WHAT TO DO
All entries must be repeated exactly; do not include the pictures.
+ + +
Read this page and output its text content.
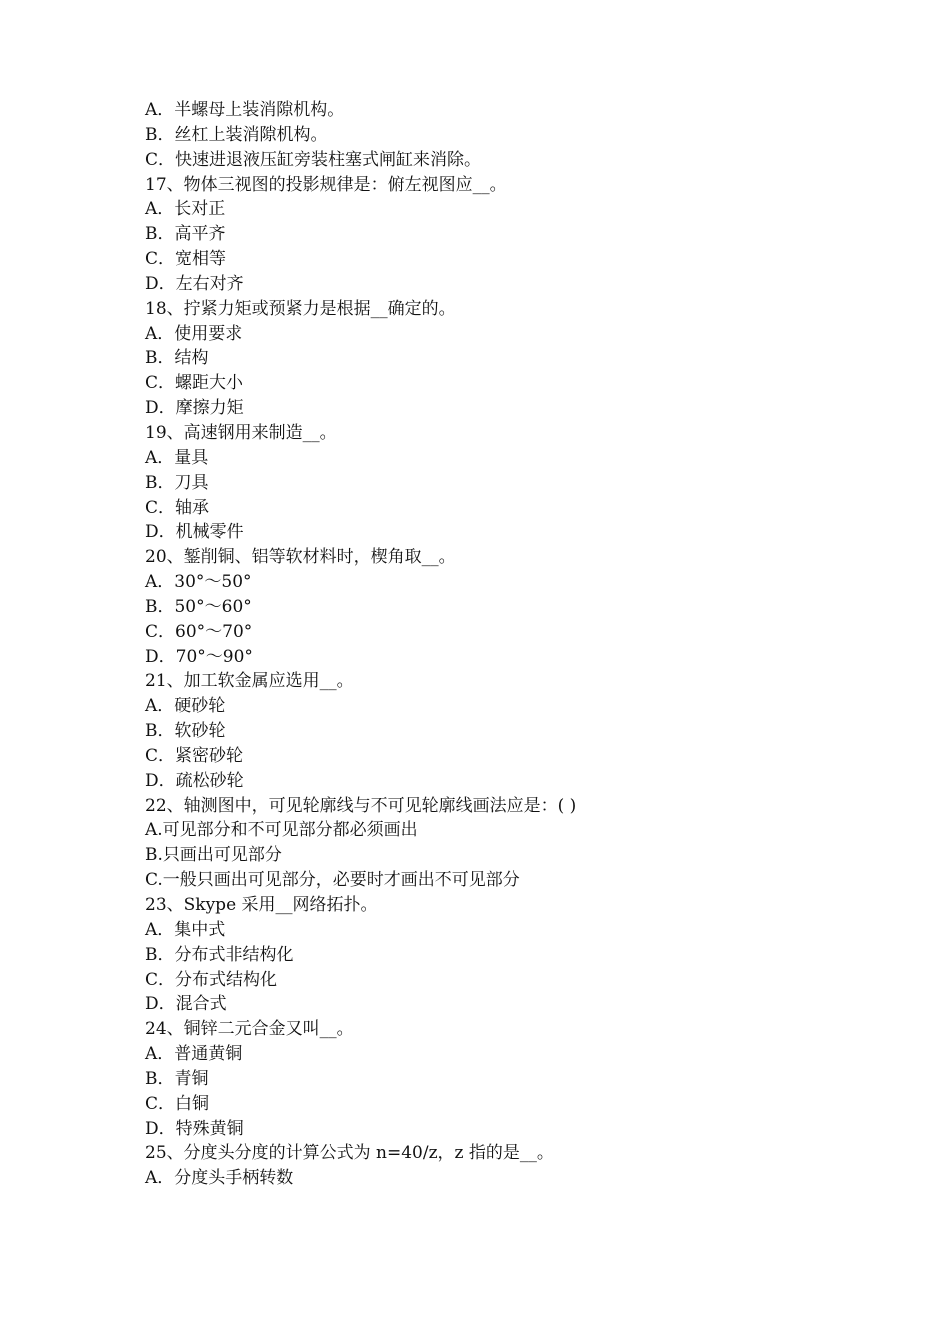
A．半螺母上装消隙机构。
B．丝杠上装消隙机构。
C．快速进退液压缸旁装柱塞式闸缸来消除。
17、物体三视图的投影规律是：俯左视图应__。
A．长对正
B．高平齐
C．宽相等
D．左右对齐
18、拧紧力矩或预紧力是根据__确定的。
A．使用要求
B．结构
C．螺距大小
D．摩擦力矩
19、高速钢用来制造__。
A．量具
B．刀具
C．轴承
D．机械零件
20、錾削铜、铝等软材料时，楔角取__。
A．30°～50°
B．50°～60°
C．60°～70°
D．70°～90°
21、加工软金属应选用__。
A．硬砂轮
B．软砂轮
C．紧密砂轮
D．疏松砂轮
22、轴测图中，可见轮廓线与不可见轮廓线画法应是：( )
A.可见部分和不可见部分都必须画出
B.只画出可见部分
C.一般只画出可见部分，必要时才画出不可见部分
23、Skype 采用__网络拓扑。
A．集中式
B．分布式非结构化
C．分布式结构化
D．混合式
24、铜锌二元合金又叫__。
A．普通黄铜
B．青铜
C．白铜
D．特殊黄铜
25、分度头分度的计算公式为 n=40/z，z 指的是__。
A．分度头手柄转数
+ + +
REPLY TO THE EXERCISE
Read this page and output its text content.
A．半螺母上装消隙机构。
B．丝杠上装消隙机构。
C．快速进退液压缸旁装柱塞式闸缸来消除。
17、物体三视图的投影规律是：俯左视图应__。
A．长对正
B．高平齐
C．宽相等
D．左右对齐
18、拧紧力矩或预紧力是根据__确定的。
A．使用要求
B．结构
C．螺距大小
D．摩擦力矩
19、高速钢用来制造__。
A．量具
B．刀具
C．轴承
D．机械零件
20、錾削铜、铝等软材料时，楔角取__。
A．30°～50°
B．50°～60°
C．60°～70°
D．70°～90°
21、加工软金属应选用__。
A．硬砂轮
B．软砂轮
C．紧密砂轮
D．疏松砂轮
22、轴测图中，可见轮廓线与不可见轮廓线画法应是：( )
A.可见部分和不可见部分都必须画出
B.只画出可见部分
C.一般只画出可见部分，必要时才画出不可见部分
23、Skype 采用__网络拓扑。
A．集中式
B．分布式非结构化
C．分布式结构化
D．混合式
24、铜锌二元合金又叫__。
A．普通黄铜
B．青铜
C．白铜
D．特殊黄铜
25、分度头分度的计算公式为 n=40/z，z 指的是__。
A．分度头手柄转数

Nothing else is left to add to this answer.